* WHAT TO PRODUCE: Pick up the geodesy notes on Earth's shape, datums and coordinates after their final line and keep writing them.

:: PASSAGE SHOWN

Projection

The Earth is Not Round

• First the Earth was flat
• 500 BC Pythagoras declared it was a sphere
• 1600's Sir Issac Newton hypothesized that the true shape of the earth was really closer to an ellipse
  • More precisely, an oblate ellipsoid 

 

Eratosthenes

• Greek Mathematician
• Lived 276-194 BC
• Responsible for
  • Establishing geography
  • First accurate measure of Earth's circumference
    • Noticed how the Sun shone directly down a well in Syene at noon on the Solstice. Made a second observation at Alexandria with a pole and noticed a shadow. He measured the angle of the Shadow and inferred the circumference of Earth, which was already known to be spherical
  • Calculating the tilt of Earth's axis
  • Calculating the distance of Earth to the Sun
  • Invention of the leap day
  • First world map of the (spherical) Earth

 

 

Geodesy

• The science that studies and determines the shape and dimensions of the Earth
• Different models have been defined to represent Earth's shape, varying in complexity and accuracy.

 

Geoid

• Physical approximation of the figure of the Earth
• Shape of the surface of calmed oceans, in the absence of other influences such as winds and tides
• Computed using complex physical models and gravity readings of Earth's surface
• Used to measure surface elevations with a high degree of accuracy

 

Ellipsoid

• Mathematical approximation of the shape of the earth
• The earth is flattened at the poles and bulges at the equator due to its revolution
• Ellipsoid geodesy is uniquely defined by two numbers: semi-major (wide axis) and semi-minor axis (shorter axis)
  • A>B

 

Sphere

• Simplest (and least accurate) approximation of the shape of the Earth
• Radius is constant
• a=b

 

Spheroid is an ellipsoid that approximates the shape of a sphere

• Earth can be approximated by an oblate ellipsoid, but it's major and minor axes do not vary greatly
• Shape is so close to a sphere that is it often called a spheroid rather than an ellipsoid

 

 

 

Why do we need more than one ellipsoid?

• The Earth's surface is not perfectly symmetrical
• The semi-major and semi-minor axes that fit one geographical region do not necessarily fit another

 

Datum

• A reference ellipsoid for locating points on Earth's surface
  • Defines origin and orientation of latitude/longitude line
  • Defined by ellipsoid and ellipsoid's position relative to Earth's center
  • Two Types
    • Earth-centered
    • Local

 

 

Latitude

• Angle from center Earth that describes the North-South position

Longitude

• Angle from center Earth that describes the east-west position

 

Latitude/longitude

• Not uniform units of measure
• Meridians converge near poles

 

 

Prime meridian

• Arbitrary origin of Longitude lines
• Usually greenwich, England
• Others include Paris, Bogota, etc.

::::
:: GIVEN INFORMATION

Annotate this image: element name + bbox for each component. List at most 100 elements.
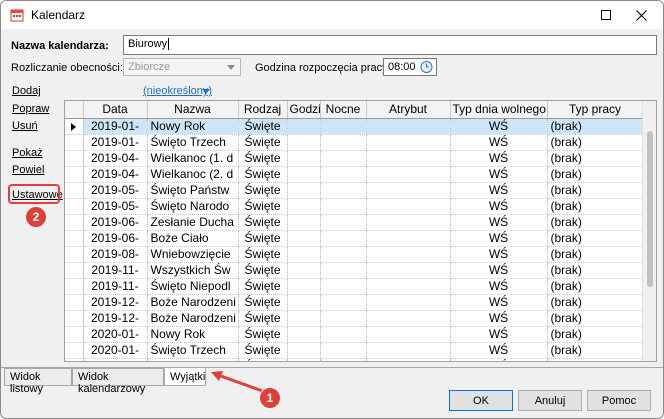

::::

* RESULT OF THE EXERCISE:
 

Degrees Minutes Seconds (DMS)

• Degrees of latitude and longitude are further broken down into Minutes and Seconds

 

Decimal Degrees (DD)

• Decimal degrees are similar to degree/minutes/seconds (DMS) except that minute and seconds are expressed as decimal values
• Decimal degrees make digital storage of coordinates easier and computations faster

 

 

Conversion from DMS to DD:

• Example coordinate is 37 (deg) 36' 30" (dms)
• Divide each value by the number of minutes or seconds in a degree:
  • 36 minutes = 0.6 degrees (36 /60)
  • 30 seconds = 0.0833 degrees (30/3600)
  • Add up the degrees to get the answer
  • 37 (deg) + .60 (deg) + 0.0833 (deg) = 37.60833 DD

 

 

 

Basic Geodesy Facts

• Great circle - arc formed by the intersection of the earth with a plane passing through any two surface points and the center of the Earth
• Magnetic directions must take into account the compass variation (magnetic declination)
• Rhumb line - loxodrome or constant azimuth - line which makes a fixed angle with all meridians; spirals to pole

 

Geographic Coordinate System

• The Equator and Prime Meridian are the reference points
• Latitude / Longitude measure angles
  • Latitude (parallels) 0 deg - 90 deg
  • Longitude (meridians) 0 deg - 180 deg
• Defines locations on 3-D surface
• Units are degrees (or grads)
• Not a map projection

 

 

Map projection

• Curved surface (3D) -> 2D flat surface
• Approaches to transfer the spherical Earth on a two dimensional plane
• Some distortions will always occur
• Visualize a light shine through the Earth onto a surface
• Distortions
  • Fitting sphere to plane causes stretching or shrinking of features
  • Types
    • Shape
    • Area
    • Distance
    • Direction

 

Projection Properties

• Conformal
  • Maintains shape
• Equal-area
  • Maintains area
• Equidistant
  • Maintains distance
• Azimuthal (Planar)
  • Maintains some directions

 

 

 

How to measure distortion from map projections?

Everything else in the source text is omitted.